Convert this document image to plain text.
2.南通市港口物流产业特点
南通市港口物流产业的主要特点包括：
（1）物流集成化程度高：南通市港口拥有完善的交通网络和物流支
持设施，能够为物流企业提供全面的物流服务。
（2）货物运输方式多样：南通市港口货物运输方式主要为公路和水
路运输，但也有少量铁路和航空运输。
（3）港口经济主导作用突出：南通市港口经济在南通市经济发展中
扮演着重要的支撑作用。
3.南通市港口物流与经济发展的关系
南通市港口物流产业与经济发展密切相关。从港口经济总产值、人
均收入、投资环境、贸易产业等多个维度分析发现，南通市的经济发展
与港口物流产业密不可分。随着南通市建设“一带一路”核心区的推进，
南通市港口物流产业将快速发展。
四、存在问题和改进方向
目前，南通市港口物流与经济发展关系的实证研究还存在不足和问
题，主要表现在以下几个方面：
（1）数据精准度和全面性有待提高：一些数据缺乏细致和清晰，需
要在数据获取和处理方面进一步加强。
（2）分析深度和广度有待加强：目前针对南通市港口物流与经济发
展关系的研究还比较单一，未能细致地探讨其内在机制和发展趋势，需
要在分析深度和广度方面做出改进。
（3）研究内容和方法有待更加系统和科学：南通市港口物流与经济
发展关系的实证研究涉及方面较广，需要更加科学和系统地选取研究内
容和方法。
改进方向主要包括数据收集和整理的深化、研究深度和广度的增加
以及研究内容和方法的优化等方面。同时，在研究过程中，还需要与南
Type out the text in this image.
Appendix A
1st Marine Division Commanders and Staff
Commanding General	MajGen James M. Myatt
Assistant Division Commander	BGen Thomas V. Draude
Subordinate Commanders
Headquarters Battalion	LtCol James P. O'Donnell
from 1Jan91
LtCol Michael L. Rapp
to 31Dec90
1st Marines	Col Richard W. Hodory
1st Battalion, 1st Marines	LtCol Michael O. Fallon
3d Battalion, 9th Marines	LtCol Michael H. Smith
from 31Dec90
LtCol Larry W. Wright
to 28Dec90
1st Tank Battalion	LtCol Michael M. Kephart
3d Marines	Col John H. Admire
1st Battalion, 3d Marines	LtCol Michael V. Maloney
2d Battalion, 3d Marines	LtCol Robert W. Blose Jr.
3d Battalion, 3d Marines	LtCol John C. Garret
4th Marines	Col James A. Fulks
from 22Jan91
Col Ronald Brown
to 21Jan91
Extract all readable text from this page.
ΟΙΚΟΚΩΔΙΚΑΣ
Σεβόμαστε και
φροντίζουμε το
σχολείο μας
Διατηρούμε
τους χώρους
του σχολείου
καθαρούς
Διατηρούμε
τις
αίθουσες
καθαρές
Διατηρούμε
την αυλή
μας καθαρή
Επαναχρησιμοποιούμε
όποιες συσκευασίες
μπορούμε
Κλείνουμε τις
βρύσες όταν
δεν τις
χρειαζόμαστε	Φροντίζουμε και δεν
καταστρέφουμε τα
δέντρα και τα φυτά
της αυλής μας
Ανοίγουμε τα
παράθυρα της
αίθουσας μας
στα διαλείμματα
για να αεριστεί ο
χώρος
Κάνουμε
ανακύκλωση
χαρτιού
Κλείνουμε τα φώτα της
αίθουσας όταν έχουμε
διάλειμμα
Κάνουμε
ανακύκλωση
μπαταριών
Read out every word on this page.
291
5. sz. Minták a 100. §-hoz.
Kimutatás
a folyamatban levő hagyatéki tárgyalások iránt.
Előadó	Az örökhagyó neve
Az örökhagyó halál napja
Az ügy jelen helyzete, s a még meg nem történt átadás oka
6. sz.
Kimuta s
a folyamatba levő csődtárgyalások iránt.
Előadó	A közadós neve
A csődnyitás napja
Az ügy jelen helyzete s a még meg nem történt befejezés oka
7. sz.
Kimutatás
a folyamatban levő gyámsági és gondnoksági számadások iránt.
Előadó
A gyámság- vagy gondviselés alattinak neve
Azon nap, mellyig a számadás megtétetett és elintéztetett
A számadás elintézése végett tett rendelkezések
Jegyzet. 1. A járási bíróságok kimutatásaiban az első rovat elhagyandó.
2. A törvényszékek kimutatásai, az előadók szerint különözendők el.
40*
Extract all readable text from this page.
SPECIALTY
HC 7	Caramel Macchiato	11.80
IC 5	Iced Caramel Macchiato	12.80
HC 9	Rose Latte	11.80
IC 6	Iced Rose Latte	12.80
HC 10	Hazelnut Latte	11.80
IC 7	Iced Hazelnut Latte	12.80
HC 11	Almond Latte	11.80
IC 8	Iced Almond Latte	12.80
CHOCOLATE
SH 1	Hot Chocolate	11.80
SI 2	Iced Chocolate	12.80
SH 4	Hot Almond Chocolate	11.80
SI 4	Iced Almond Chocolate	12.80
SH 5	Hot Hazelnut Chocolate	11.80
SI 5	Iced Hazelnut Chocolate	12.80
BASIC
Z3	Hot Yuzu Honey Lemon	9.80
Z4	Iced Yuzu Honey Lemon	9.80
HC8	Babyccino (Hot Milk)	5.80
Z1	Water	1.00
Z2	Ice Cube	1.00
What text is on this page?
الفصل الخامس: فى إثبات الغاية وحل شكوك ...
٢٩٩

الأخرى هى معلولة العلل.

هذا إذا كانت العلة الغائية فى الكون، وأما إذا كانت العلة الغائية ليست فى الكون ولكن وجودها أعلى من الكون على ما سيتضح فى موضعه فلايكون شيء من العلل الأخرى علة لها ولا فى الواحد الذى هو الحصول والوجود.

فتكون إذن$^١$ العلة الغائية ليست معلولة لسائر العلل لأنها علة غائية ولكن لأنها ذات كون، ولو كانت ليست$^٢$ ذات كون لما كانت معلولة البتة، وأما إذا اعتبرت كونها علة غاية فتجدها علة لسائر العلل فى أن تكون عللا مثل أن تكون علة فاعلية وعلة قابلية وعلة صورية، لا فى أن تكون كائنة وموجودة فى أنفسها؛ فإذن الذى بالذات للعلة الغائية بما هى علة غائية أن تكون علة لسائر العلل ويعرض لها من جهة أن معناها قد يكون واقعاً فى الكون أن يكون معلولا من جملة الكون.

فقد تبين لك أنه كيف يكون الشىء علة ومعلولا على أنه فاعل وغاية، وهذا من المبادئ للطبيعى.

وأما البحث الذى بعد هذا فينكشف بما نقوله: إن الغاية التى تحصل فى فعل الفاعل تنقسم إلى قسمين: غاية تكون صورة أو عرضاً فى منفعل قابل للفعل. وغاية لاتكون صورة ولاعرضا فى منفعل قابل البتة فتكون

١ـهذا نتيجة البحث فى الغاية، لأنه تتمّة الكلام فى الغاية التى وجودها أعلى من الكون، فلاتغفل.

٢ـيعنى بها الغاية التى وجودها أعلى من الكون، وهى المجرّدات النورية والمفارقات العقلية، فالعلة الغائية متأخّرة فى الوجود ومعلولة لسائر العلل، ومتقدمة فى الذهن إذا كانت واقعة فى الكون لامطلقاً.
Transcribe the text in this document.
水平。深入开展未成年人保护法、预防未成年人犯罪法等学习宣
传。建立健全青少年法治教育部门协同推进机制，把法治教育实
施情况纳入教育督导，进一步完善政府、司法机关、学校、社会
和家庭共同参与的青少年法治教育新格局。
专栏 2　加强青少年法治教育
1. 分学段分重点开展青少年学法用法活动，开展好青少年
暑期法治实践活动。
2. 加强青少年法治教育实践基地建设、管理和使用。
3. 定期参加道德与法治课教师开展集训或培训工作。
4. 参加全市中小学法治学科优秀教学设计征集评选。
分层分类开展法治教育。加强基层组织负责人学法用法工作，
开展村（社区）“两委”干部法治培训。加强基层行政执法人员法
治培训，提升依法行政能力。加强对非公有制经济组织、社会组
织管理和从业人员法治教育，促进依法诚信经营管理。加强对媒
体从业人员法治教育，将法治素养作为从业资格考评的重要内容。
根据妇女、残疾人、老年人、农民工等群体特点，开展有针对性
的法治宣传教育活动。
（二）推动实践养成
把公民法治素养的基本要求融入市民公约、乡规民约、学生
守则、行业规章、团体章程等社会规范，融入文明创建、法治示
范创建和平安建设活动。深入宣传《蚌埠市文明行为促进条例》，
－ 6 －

Written exercise — In the listing above, find the lines holding the word "Latte" and copy them.

Answer to this problem —
HC 9	Rose Latte	11.80
IC 6	Iced Rose Latte	12.80
HC 10	Hazelnut Latte	11.80
IC 7	Iced Hazelnut Latte	12.80
HC 11	Almond Latte	11.80
IC 8	Iced Almond Latte	12.80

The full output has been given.